Dataset items
★ ★ ★

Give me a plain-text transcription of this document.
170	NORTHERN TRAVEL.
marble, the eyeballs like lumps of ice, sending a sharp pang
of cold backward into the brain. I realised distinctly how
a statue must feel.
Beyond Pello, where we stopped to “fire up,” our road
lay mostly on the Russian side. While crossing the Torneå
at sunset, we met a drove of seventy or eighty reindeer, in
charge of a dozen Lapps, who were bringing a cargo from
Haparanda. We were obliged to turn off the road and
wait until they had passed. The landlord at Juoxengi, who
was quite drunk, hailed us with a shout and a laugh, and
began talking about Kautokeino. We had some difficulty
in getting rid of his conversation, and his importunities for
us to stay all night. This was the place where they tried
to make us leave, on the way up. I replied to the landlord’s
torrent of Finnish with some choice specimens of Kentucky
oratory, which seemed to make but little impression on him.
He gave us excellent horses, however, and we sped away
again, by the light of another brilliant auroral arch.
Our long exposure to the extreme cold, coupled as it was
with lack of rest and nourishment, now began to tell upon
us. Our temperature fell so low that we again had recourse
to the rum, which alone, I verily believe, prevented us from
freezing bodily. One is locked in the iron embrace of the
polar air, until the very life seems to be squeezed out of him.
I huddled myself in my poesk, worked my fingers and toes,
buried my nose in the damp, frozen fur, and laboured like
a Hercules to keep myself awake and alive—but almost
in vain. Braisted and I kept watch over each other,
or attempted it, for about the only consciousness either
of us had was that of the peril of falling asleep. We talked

★ ★ ★

THE REQUEST —
Of the lines in the data, how many hold the string "with"? State the number, nothing else.

OUTPUT BELOW —
3